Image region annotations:
•••

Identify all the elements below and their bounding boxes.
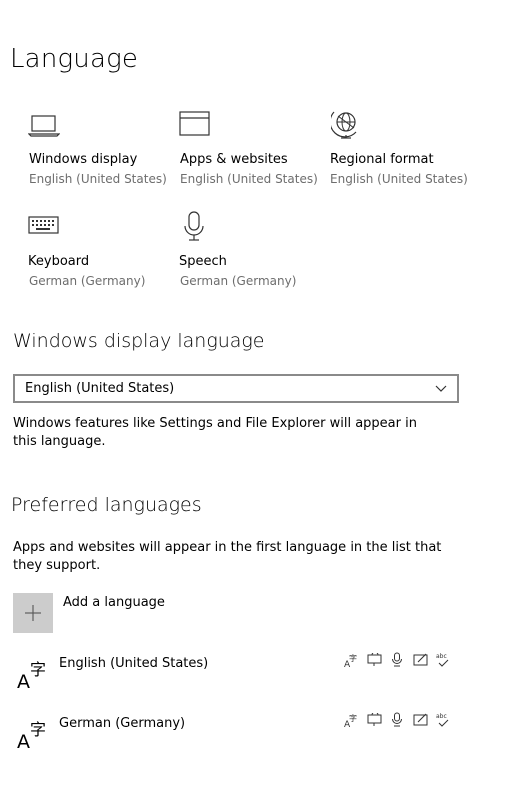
tile-title: Apps & websites [180, 152, 288, 167]
svg-text:字: 字 [349, 653, 357, 663]
language-name: English (United States) [59, 656, 209, 671]
browser-window-icon [179, 111, 210, 136]
preferred-languages-description: Apps and websites will appear in the fir… [13, 540, 442, 573]
speech-recognition-icon [392, 712, 402, 727]
handwriting-icon [413, 653, 428, 666]
svg-text:A: A [17, 731, 30, 750]
tile-title: Windows display [29, 152, 138, 167]
language-item-english[interactable]: A 字 English (United States) A 字 abc [13, 652, 463, 694]
tile-apps-websites[interactable]: Apps & websites English (United States) [177, 108, 318, 192]
tile-regional-format[interactable]: Regional format English (United States) [327, 108, 477, 192]
tile-subtitle: English (United States) [180, 172, 318, 186]
language-pack-icon: A 字 [344, 653, 357, 668]
language-glyph-icon: A 字 [17, 720, 46, 750]
tile-title: Regional format [330, 152, 434, 167]
text-to-speech-icon [367, 713, 382, 726]
svg-text:字: 字 [30, 660, 46, 679]
speech-recognition-icon [392, 652, 402, 667]
tile-title: Speech [179, 254, 227, 269]
tile-keyboard[interactable]: Keyboard German (Germany) [26, 210, 166, 294]
laptop-icon [28, 115, 60, 137]
handwriting-icon [413, 713, 428, 726]
page-title: Language [10, 44, 139, 74]
globe-icon [331, 111, 357, 139]
language-item-german[interactable]: A 字 German (Germany) A 字 abc [13, 712, 463, 754]
spellcheck-icon: abc [436, 653, 449, 667]
tile-subtitle: English (United States) [29, 172, 167, 186]
display-language-heading: Windows display language [13, 330, 265, 352]
tile-title: Keyboard [28, 254, 90, 269]
dropdown-selected-value: English (United States) [25, 381, 175, 396]
svg-text:字: 字 [30, 720, 46, 739]
tile-speech[interactable]: Speech German (Germany) [177, 210, 317, 294]
add-language-label[interactable]: Add a language [63, 595, 165, 610]
preferred-languages-heading: Preferred languages [11, 494, 202, 516]
tile-subtitle: German (Germany) [180, 274, 297, 288]
svg-text:字: 字 [349, 713, 357, 723]
keyboard-icon [28, 216, 59, 234]
language-pack-icon: A 字 [344, 713, 357, 728]
language-glyph-icon: A 字 [17, 660, 46, 690]
plus-icon [25, 605, 41, 621]
display-language-dropdown[interactable]: English (United States) [13, 374, 459, 403]
add-language-button[interactable] [13, 593, 53, 633]
display-language-description: Windows features like Settings and File … [13, 416, 417, 449]
tile-subtitle: German (Germany) [29, 274, 146, 288]
text-to-speech-icon [367, 653, 382, 666]
spellcheck-icon: abc [436, 713, 449, 727]
tile-subtitle: English (United States) [330, 172, 468, 186]
svg-text:abc: abc [436, 653, 447, 660]
microphone-icon [184, 211, 204, 241]
svg-text:abc: abc [436, 713, 447, 720]
chevron-down-icon [435, 385, 447, 392]
tile-windows-display[interactable]: Windows display English (United States) [26, 108, 167, 192]
language-name: German (Germany) [59, 716, 186, 731]
svg-text:A: A [17, 671, 30, 690]
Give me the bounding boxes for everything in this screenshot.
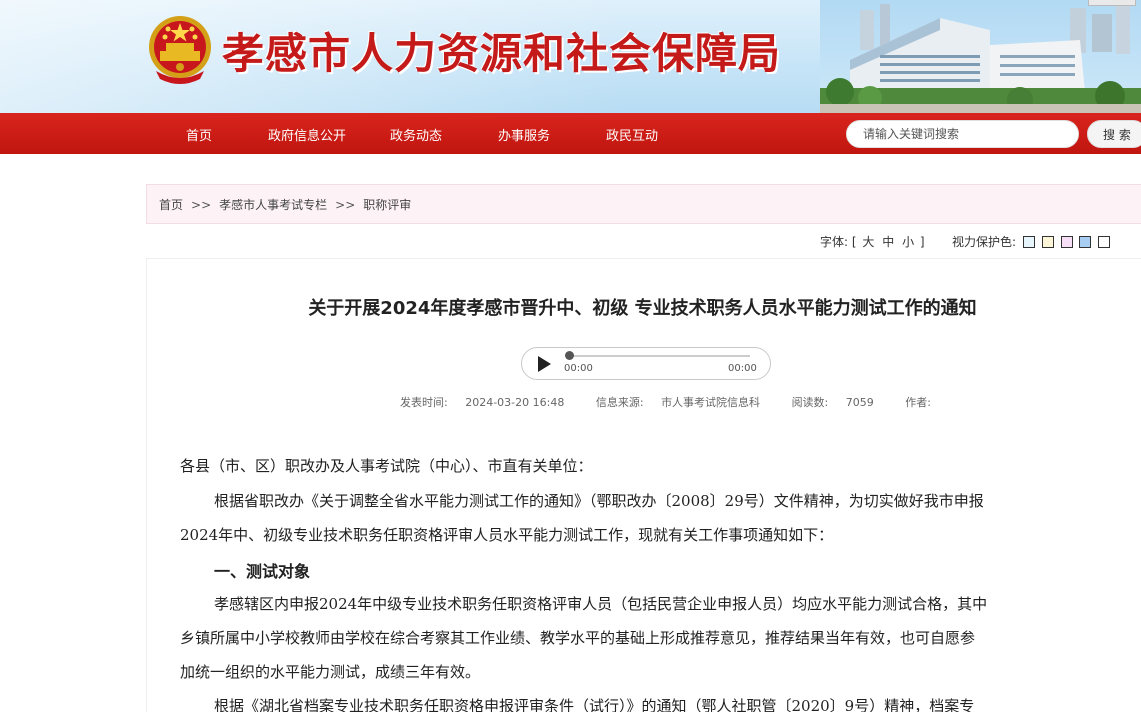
publish-label: 发表时间: xyxy=(400,396,448,409)
header-banner: 孝感市人力资源和社会保障局 xyxy=(0,0,1141,113)
color-swatch-yellow[interactable] xyxy=(1041,236,1054,248)
nav-item-news[interactable]: 政务动态 xyxy=(390,125,442,144)
color-swatch-blue[interactable] xyxy=(1022,236,1035,248)
article-title: 关于开展2024年度孝感市晋升中、初级 专业技术职务人员水平能力测试工作的通知 xyxy=(308,298,977,319)
audio-duration: 00:00 xyxy=(728,363,757,374)
publish-time: 2024-03-20 16:48 xyxy=(465,396,565,409)
source-value: 市人事考试院信息科 xyxy=(661,396,761,409)
body-paragraph: 乡镇所属中小学校教师由学校在综合考察其工作业绩、教学水平的基础上形成推荐意见，推… xyxy=(180,629,976,647)
vision-color-tool: 视力保护色: xyxy=(952,233,1111,250)
national-emblem-icon xyxy=(149,16,211,84)
font-bracket-open: [ xyxy=(851,235,857,249)
nav-item-services[interactable]: 办事服务 xyxy=(498,125,550,144)
font-label: 字体: xyxy=(820,235,849,249)
font-size-small[interactable]: 小 xyxy=(902,235,914,249)
audio-current-time: 00:00 xyxy=(564,363,593,374)
nav-item-home[interactable]: 首页 xyxy=(186,125,212,144)
views-count: 7059 xyxy=(845,396,874,409)
body-paragraph: 加统一组织的水平能力测试，成绩三年有效。 xyxy=(180,663,481,681)
body-paragraph: 各县（市、区）职改办及人事考试院（中心）、市直有关单位： xyxy=(180,457,593,475)
color-swatch-sky[interactable] xyxy=(1079,236,1092,248)
audio-player: 00:00 00:00 xyxy=(521,347,771,380)
cityscape-image xyxy=(820,0,1141,113)
color-swatch-white[interactable] xyxy=(1098,236,1111,248)
author-label: 作者: xyxy=(905,396,931,409)
breadcrumb-separator: >> xyxy=(191,198,212,212)
font-size-large[interactable]: 大 xyxy=(862,235,874,249)
font-size-medium[interactable]: 中 xyxy=(882,235,894,249)
search-button[interactable]: 搜 索 xyxy=(1087,120,1141,148)
nav-item-gov-info[interactable]: 政府信息公开 xyxy=(268,125,346,144)
body-paragraph: 孝感辖区内申报2024年中级专业技术职务任职资格评审人员（包括民营企业申报人员）… xyxy=(214,595,988,613)
play-icon[interactable] xyxy=(538,356,551,372)
body-paragraph: 2024年中、初级专业技术职务任职资格评审人员水平能力测试工作，现就有关工作事项… xyxy=(180,526,834,544)
audio-progress-knob[interactable] xyxy=(565,351,574,360)
breadcrumb: 首页 >> 孝感市人事考试专栏 >> 职称评审 xyxy=(146,184,1141,224)
site-title: 孝感市人力资源和社会保障局 xyxy=(222,29,782,78)
nav-item-interaction[interactable]: 政民互动 xyxy=(606,125,658,144)
section-heading: 一、测试对象 xyxy=(214,562,311,581)
search-input[interactable] xyxy=(846,120,1079,148)
font-size-tool: 字体: [ 大 中 小 ] xyxy=(820,233,925,250)
breadcrumb-title-review[interactable]: 职称评审 xyxy=(363,198,411,212)
breadcrumb-exam-column[interactable]: 孝感市人事考试专栏 xyxy=(219,198,327,212)
breadcrumb-home[interactable]: 首页 xyxy=(159,198,183,212)
body-paragraph: 根据省职改办《关于调整全省水平能力测试工作的通知》（鄂职改办〔2008〕29号）… xyxy=(214,492,984,510)
body-paragraph: 根据《湖北省档案专业技术职务任职资格申报评审条件（试行）》的通知（鄂人社职管〔2… xyxy=(214,697,975,712)
top-right-tab[interactable] xyxy=(1088,0,1136,6)
views-label: 阅读数: xyxy=(791,396,829,409)
audio-progress-track[interactable] xyxy=(568,355,750,357)
vision-label: 视力保护色: xyxy=(952,235,1017,249)
breadcrumb-separator: >> xyxy=(335,198,356,212)
color-swatch-pink[interactable] xyxy=(1060,236,1073,248)
article-meta: 发表时间: 2024-03-20 16:48 信息来源: 市人事考试院信息科 阅… xyxy=(400,394,945,410)
source-label: 信息来源: xyxy=(595,396,644,409)
font-bracket-close: ] xyxy=(919,235,925,249)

•••

→ WHAT THE EXERCISE ASKS: Please copy all of the material above word for word, omitting the pictures.

→ SOLUTION TO THIS TASK:
Identify all the elements below and their bounding boxes.
tile-title: Apps & websites [180, 152, 288, 167]
svg-text:字: 字 [349, 653, 357, 663]
language-name: English (United States) [59, 656, 209, 671]
browser-window-icon [179, 111, 210, 136]
preferred-languages-description: Apps and websites will appear in the fir… [13, 540, 442, 573]
speech-recognition-icon [392, 712, 402, 727]
handwriting-icon [413, 653, 428, 666]
svg-text:A: A [17, 731, 30, 750]
tile-title: Windows display [29, 152, 138, 167]
language-item-english[interactable]: A 字 English (United States) A 字 abc [13, 652, 463, 694]
tile-apps-websites[interactable]: Apps & websites English (United States) [177, 108, 318, 192]
tile-regional-format[interactable]: Regional format English (United States) [327, 108, 477, 192]
tile-subtitle: English (United States) [180, 172, 318, 186]
language-pack-icon: A 字 [344, 653, 357, 668]
language-glyph-icon: A 字 [17, 720, 46, 750]
tile-title: Regional format [330, 152, 434, 167]
text-to-speech-icon [367, 713, 382, 726]
svg-text:字: 字 [30, 660, 46, 679]
speech-recognition-icon [392, 652, 402, 667]
tile-title: Speech [179, 254, 227, 269]
tile-keyboard[interactable]: Keyboard German (Germany) [26, 210, 166, 294]
laptop-icon [28, 115, 60, 137]
handwriting-icon [413, 713, 428, 726]
page-title: Language [10, 44, 139, 74]
globe-icon [331, 111, 357, 139]
language-item-german[interactable]: A 字 German (Germany) A 字 abc [13, 712, 463, 754]
spellcheck-icon: abc [436, 653, 449, 667]
tile-subtitle: English (United States) [29, 172, 167, 186]
display-language-heading: Windows display language [13, 330, 265, 352]
tile-title: Keyboard [28, 254, 90, 269]
dropdown-selected-value: English (United States) [25, 381, 175, 396]
svg-text:字: 字 [30, 720, 46, 739]
tile-speech[interactable]: Speech German (Germany) [177, 210, 317, 294]
add-language-label[interactable]: Add a language [63, 595, 165, 610]
preferred-languages-heading: Preferred languages [11, 494, 202, 516]
tile-subtitle: German (Germany) [180, 274, 297, 288]
svg-text:字: 字 [349, 713, 357, 723]
keyboard-icon [28, 216, 59, 234]
language-pack-icon: A 字 [344, 713, 357, 728]
language-glyph-icon: A 字 [17, 660, 46, 690]
plus-icon [25, 605, 41, 621]
display-language-dropdown[interactable]: English (United States) [13, 374, 459, 403]
add-language-button[interactable] [13, 593, 53, 633]
display-language-description: Windows features like Settings and File … [13, 416, 417, 449]
tile-subtitle: German (Germany) [29, 274, 146, 288]
text-to-speech-icon [367, 653, 382, 666]
spellcheck-icon: abc [436, 713, 449, 727]
tile-subtitle: English (United States) [330, 172, 468, 186]
svg-text:abc: abc [436, 653, 447, 660]
microphone-icon [184, 211, 204, 241]
svg-text:abc: abc [436, 713, 447, 720]
chevron-down-icon [435, 385, 447, 392]
tile-windows-display[interactable]: Windows display English (United States) [26, 108, 167, 192]
language-name: German (Germany) [59, 716, 186, 731]
svg-text:A: A [17, 671, 30, 690]
Give me the bounding boxes for everything in this screenshot.
publish-label: 发表时间: xyxy=(400,396,448,409)
header-banner: 孝感市人力资源和社会保障局 xyxy=(0,0,1141,113)
color-swatch-yellow[interactable] xyxy=(1041,236,1054,248)
nav-item-news[interactable]: 政务动态 xyxy=(390,125,442,144)
color-swatch-blue[interactable] xyxy=(1022,236,1035,248)
article-title: 关于开展2024年度孝感市晋升中、初级 专业技术职务人员水平能力测试工作的通知 xyxy=(308,298,977,319)
audio-duration: 00:00 xyxy=(728,363,757,374)
publish-time: 2024-03-20 16:48 xyxy=(465,396,565,409)
source-value: 市人事考试院信息科 xyxy=(661,396,761,409)
body-paragraph: 乡镇所属中小学校教师由学校在综合考察其工作业绩、教学水平的基础上形成推荐意见，推… xyxy=(180,629,976,647)
vision-color-tool: 视力保护色: xyxy=(952,233,1111,250)
national-emblem-icon xyxy=(149,16,211,84)
font-bracket-open: [ xyxy=(851,235,857,249)
nav-item-services[interactable]: 办事服务 xyxy=(498,125,550,144)
font-label: 字体: xyxy=(820,235,849,249)
font-size-small[interactable]: 小 xyxy=(902,235,914,249)
audio-current-time: 00:00 xyxy=(564,363,593,374)
nav-item-home[interactable]: 首页 xyxy=(186,125,212,144)
views-count: 7059 xyxy=(845,396,874,409)
body-paragraph: 加统一组织的水平能力测试，成绩三年有效。 xyxy=(180,663,481,681)
body-paragraph: 各县（市、区）职改办及人事考试院（中心）、市直有关单位： xyxy=(180,457,593,475)
color-swatch-sky[interactable] xyxy=(1079,236,1092,248)
audio-player: 00:00 00:00 xyxy=(521,347,771,380)
cityscape-image xyxy=(820,0,1141,113)
color-swatch-white[interactable] xyxy=(1098,236,1111,248)
author-label: 作者: xyxy=(905,396,931,409)
breadcrumb-separator: >> xyxy=(191,198,212,212)
font-size-large[interactable]: 大 xyxy=(862,235,874,249)
font-size-medium[interactable]: 中 xyxy=(882,235,894,249)
search-button[interactable]: 搜 索 xyxy=(1087,120,1141,148)
nav-item-gov-info[interactable]: 政府信息公开 xyxy=(268,125,346,144)
body-paragraph: 孝感辖区内申报2024年中级专业技术职务任职资格评审人员（包括民营企业申报人员）… xyxy=(214,595,988,613)
play-icon[interactable] xyxy=(538,356,551,372)
body-paragraph: 2024年中、初级专业技术职务任职资格评审人员水平能力测试工作，现就有关工作事项… xyxy=(180,526,834,544)
audio-progress-knob[interactable] xyxy=(565,351,574,360)
breadcrumb: 首页 >> 孝感市人事考试专栏 >> 职称评审 xyxy=(146,184,1141,224)
site-title: 孝感市人力资源和社会保障局 xyxy=(222,29,782,78)
nav-item-interaction[interactable]: 政民互动 xyxy=(606,125,658,144)
section-heading: 一、测试对象 xyxy=(214,562,311,581)
search-input[interactable] xyxy=(846,120,1079,148)
font-size-tool: 字体: [ 大 中 小 ] xyxy=(820,233,925,250)
breadcrumb-title-review[interactable]: 职称评审 xyxy=(363,198,411,212)
breadcrumb-exam-column[interactable]: 孝感市人事考试专栏 xyxy=(219,198,327,212)
breadcrumb-home[interactable]: 首页 xyxy=(159,198,183,212)
body-paragraph: 根据省职改办《关于调整全省水平能力测试工作的通知》（鄂职改办〔2008〕29号）… xyxy=(214,492,984,510)
body-paragraph: 根据《湖北省档案专业技术职务任职资格申报评审条件（试行）》的通知（鄂人社职管〔2… xyxy=(214,697,975,712)
top-right-tab[interactable] xyxy=(1088,0,1136,6)
views-label: 阅读数: xyxy=(791,396,829,409)
audio-progress-track[interactable] xyxy=(568,355,750,357)
vision-label: 视力保护色: xyxy=(952,235,1017,249)
breadcrumb-separator: >> xyxy=(335,198,356,212)
color-swatch-pink[interactable] xyxy=(1060,236,1073,248)
article-meta: 发表时间: 2024-03-20 16:48 信息来源: 市人事考试院信息科 阅… xyxy=(400,394,945,410)
source-label: 信息来源: xyxy=(595,396,644,409)
font-bracket-close: ] xyxy=(919,235,925,249)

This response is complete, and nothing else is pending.